-- Directions for this task --
Scan the entries below and extract each line with the word "PRICES" in it.

[Dataset records]
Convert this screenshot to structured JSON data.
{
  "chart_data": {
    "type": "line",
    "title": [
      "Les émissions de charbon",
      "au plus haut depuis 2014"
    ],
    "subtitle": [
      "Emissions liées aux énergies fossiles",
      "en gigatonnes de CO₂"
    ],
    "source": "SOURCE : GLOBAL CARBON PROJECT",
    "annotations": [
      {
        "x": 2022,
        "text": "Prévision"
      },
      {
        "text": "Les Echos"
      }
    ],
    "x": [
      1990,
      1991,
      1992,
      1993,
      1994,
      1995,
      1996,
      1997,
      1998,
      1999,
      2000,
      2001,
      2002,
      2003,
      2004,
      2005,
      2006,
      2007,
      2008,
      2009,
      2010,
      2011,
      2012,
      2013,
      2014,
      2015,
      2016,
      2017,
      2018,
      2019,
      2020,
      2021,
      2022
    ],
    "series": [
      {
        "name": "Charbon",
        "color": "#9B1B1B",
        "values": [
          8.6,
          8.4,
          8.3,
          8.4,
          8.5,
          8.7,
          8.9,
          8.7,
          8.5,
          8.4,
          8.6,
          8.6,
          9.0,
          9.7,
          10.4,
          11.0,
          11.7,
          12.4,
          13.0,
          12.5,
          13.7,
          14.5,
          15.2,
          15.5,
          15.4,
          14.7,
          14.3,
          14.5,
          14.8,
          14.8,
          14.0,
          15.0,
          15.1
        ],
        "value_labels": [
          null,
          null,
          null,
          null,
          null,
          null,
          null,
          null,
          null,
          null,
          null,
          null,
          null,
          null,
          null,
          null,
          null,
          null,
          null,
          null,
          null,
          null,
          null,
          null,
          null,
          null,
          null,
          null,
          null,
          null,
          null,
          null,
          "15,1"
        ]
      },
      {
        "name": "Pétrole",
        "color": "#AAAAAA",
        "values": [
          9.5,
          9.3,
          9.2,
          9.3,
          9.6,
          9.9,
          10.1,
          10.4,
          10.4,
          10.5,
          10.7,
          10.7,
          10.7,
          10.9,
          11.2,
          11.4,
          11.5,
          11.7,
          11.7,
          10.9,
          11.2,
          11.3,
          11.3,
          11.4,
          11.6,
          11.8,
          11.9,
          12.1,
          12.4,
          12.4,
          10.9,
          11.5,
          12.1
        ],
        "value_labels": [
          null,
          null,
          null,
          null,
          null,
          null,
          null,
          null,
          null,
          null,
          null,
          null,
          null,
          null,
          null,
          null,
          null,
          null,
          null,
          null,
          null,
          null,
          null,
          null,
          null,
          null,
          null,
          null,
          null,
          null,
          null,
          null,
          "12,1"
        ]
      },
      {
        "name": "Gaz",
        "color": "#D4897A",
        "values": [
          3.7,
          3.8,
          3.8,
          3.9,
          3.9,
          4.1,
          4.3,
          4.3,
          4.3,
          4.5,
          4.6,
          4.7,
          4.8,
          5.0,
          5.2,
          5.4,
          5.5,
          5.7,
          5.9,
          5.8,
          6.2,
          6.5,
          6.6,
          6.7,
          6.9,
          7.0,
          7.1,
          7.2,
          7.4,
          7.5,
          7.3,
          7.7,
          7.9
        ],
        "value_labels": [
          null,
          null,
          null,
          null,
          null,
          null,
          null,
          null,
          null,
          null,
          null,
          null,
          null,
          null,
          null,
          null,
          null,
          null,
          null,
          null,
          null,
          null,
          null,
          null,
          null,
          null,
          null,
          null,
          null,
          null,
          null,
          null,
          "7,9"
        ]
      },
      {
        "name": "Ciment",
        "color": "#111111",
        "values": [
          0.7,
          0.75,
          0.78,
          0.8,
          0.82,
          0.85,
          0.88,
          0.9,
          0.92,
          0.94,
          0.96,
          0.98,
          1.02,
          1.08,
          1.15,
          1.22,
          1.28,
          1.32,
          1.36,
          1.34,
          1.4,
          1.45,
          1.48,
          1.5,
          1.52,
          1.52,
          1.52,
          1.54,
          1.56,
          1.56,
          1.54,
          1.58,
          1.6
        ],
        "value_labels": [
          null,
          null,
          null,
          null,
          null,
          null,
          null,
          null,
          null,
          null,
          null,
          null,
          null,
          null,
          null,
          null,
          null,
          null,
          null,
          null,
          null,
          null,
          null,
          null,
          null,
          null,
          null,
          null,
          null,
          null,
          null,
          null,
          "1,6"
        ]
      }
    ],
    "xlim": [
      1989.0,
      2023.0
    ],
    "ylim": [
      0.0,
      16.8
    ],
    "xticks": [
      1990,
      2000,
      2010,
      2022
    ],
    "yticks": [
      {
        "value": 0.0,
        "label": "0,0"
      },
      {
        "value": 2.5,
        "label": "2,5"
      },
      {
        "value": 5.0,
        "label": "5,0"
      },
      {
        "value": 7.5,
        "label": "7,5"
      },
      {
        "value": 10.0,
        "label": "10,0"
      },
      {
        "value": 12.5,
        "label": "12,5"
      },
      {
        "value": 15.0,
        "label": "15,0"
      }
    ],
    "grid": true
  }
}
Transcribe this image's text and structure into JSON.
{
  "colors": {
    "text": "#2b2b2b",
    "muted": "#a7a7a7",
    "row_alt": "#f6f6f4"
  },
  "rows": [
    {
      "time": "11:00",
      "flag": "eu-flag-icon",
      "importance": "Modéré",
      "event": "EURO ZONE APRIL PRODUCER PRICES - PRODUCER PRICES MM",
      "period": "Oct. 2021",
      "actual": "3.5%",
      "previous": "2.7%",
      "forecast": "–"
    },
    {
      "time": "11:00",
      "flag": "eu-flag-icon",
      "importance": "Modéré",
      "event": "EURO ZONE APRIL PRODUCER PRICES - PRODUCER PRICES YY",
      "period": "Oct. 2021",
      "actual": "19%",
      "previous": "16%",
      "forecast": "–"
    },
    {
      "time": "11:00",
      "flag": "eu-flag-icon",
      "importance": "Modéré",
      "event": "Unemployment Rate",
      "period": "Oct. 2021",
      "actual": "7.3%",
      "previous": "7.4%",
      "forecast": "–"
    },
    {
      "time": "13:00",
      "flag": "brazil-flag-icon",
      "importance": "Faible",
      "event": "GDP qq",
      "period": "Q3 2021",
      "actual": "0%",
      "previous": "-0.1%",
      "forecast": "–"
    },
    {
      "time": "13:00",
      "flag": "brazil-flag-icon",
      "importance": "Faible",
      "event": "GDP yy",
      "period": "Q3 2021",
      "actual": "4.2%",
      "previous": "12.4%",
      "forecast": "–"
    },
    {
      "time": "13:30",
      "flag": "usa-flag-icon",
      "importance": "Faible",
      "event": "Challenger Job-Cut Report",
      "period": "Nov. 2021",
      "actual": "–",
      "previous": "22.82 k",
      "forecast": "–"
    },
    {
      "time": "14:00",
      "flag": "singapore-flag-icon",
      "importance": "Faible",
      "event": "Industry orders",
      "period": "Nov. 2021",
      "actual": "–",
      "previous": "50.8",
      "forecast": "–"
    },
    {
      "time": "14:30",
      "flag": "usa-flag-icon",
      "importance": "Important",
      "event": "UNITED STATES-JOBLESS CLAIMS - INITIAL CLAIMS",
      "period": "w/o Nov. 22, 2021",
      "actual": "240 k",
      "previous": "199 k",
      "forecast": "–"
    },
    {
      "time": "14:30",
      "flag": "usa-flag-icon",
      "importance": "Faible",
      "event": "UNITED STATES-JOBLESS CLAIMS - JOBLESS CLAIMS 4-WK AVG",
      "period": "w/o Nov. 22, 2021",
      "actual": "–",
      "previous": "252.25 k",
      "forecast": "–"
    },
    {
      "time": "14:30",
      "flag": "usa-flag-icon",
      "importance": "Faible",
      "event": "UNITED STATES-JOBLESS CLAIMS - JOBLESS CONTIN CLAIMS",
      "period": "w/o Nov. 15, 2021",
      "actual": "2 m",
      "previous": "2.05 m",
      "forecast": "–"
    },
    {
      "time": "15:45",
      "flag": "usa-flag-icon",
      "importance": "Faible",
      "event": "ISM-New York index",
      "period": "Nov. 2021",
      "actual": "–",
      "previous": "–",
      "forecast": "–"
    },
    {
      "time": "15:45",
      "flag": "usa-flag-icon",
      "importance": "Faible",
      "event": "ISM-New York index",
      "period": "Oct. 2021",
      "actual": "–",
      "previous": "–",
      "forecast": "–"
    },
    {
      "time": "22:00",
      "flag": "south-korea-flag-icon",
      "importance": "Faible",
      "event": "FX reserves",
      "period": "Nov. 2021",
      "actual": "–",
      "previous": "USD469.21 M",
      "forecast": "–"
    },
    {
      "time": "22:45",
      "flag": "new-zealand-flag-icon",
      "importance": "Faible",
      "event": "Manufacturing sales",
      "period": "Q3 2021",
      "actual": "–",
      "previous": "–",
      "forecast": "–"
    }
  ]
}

-- Written answer --
      "event": "EURO ZONE APRIL PRODUCER PRICES - PRODUCER PRICES MM",
      "event": "EURO ZONE APRIL PRODUCER PRICES - PRODUCER PRICES YY",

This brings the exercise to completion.